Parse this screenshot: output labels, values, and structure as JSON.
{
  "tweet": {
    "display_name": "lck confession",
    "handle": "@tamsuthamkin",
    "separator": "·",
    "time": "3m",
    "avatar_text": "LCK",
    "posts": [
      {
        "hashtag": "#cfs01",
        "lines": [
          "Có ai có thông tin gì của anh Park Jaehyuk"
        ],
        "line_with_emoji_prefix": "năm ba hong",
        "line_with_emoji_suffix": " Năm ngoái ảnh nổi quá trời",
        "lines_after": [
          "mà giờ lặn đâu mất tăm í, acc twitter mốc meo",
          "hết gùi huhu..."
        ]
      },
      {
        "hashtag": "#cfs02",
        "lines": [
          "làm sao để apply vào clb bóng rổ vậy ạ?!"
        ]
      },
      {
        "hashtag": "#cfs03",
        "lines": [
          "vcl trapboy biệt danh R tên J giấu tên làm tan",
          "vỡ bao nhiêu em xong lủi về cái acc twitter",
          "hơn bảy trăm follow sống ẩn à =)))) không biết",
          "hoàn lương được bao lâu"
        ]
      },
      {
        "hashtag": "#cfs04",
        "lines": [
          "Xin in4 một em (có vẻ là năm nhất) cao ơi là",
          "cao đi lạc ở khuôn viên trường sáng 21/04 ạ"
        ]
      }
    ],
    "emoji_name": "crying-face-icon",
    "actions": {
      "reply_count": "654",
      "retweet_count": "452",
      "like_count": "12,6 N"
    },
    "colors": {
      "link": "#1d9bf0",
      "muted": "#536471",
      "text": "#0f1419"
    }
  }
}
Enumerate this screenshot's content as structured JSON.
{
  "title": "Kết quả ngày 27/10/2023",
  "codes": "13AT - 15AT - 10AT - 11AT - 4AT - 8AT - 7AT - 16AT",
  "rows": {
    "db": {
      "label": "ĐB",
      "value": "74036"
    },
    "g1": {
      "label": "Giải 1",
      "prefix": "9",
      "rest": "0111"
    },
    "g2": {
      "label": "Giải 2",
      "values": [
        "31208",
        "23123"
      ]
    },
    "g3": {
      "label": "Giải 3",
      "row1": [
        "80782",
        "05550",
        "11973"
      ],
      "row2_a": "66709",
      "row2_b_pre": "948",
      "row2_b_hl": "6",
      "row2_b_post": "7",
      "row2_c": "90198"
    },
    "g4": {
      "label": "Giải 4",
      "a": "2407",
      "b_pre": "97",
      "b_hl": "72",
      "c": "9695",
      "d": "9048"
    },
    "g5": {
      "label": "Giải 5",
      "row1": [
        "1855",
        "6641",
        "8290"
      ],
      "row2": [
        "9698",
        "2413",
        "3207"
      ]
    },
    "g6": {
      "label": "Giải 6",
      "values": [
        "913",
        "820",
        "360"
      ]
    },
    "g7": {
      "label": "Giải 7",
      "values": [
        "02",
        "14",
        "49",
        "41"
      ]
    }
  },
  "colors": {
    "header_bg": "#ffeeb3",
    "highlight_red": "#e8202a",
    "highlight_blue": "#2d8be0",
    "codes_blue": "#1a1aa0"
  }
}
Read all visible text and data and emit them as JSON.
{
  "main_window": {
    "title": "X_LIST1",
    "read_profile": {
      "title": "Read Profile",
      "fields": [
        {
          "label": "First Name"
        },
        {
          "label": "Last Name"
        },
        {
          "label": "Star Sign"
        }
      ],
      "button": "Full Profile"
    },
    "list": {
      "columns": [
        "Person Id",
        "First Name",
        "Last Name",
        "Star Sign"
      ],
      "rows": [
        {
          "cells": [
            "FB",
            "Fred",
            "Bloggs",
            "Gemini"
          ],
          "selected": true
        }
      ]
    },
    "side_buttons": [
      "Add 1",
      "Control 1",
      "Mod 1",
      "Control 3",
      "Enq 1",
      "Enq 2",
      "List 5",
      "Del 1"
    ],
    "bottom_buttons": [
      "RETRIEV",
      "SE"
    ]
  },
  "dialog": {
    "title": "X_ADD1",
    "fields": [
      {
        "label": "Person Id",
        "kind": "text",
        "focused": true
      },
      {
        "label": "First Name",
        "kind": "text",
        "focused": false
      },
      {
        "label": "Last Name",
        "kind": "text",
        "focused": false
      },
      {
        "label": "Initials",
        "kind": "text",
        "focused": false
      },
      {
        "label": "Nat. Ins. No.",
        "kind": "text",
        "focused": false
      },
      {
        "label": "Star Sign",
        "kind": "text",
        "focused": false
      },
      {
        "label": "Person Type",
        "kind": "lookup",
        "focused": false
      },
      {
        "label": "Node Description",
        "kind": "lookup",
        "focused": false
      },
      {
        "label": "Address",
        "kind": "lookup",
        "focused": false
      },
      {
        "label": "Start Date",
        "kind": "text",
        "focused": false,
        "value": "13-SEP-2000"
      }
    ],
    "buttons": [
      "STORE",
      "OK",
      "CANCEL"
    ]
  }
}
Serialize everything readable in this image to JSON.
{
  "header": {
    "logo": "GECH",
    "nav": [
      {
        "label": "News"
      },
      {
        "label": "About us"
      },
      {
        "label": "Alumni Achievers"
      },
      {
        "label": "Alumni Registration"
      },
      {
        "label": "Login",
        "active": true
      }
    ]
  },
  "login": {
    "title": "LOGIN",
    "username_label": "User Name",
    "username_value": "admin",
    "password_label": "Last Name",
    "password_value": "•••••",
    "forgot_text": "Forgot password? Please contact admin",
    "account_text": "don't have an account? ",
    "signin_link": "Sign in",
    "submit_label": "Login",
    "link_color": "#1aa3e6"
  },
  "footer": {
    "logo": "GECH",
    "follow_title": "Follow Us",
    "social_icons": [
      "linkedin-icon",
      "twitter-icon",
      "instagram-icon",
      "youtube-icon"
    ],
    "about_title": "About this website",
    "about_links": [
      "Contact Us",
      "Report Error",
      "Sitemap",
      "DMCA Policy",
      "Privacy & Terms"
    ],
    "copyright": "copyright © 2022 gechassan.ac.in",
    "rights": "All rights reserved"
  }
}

■ TASK DETAILS: Only the lines from the one containing "Serialize everything readable" to the end of the listing belong in the output, each reproduced exactly.

■ RESULT OF THE TASK:
Serialize everything readable in this image to JSON.
{
  "header": {
    "logo": "GECH",
    "nav": [
      {
        "label": "News"
      },
      {
        "label": "About us"
      },
      {
        "label": "Alumni Achievers"
      },
      {
        "label": "Alumni Registration"
      },
      {
        "label": "Login",
        "active": true
      }
    ]
  },
  "login": {
    "title": "LOGIN",
    "username_label": "User Name",
    "username_value": "admin",
    "password_label": "Last Name",
    "password_value": "•••••",
    "forgot_text": "Forgot password? Please contact admin",
    "account_text": "don't have an account? ",
    "signin_link": "Sign in",
    "submit_label": "Login",
    "link_color": "#1aa3e6"
  },
  "footer": {
    "logo": "GECH",
    "follow_title": "Follow Us",
    "social_icons": [
      "linkedin-icon",
      "twitter-icon",
      "instagram-icon",
      "youtube-icon"
    ],
    "about_title": "About this website",
    "about_links": [
      "Contact Us",
      "Report Error",
      "Sitemap",
      "DMCA Policy",
      "Privacy & Terms"
    ],
    "copyright": "copyright © 2022 gechassan.ac.in",
    "rights": "All rights reserved"
  }
}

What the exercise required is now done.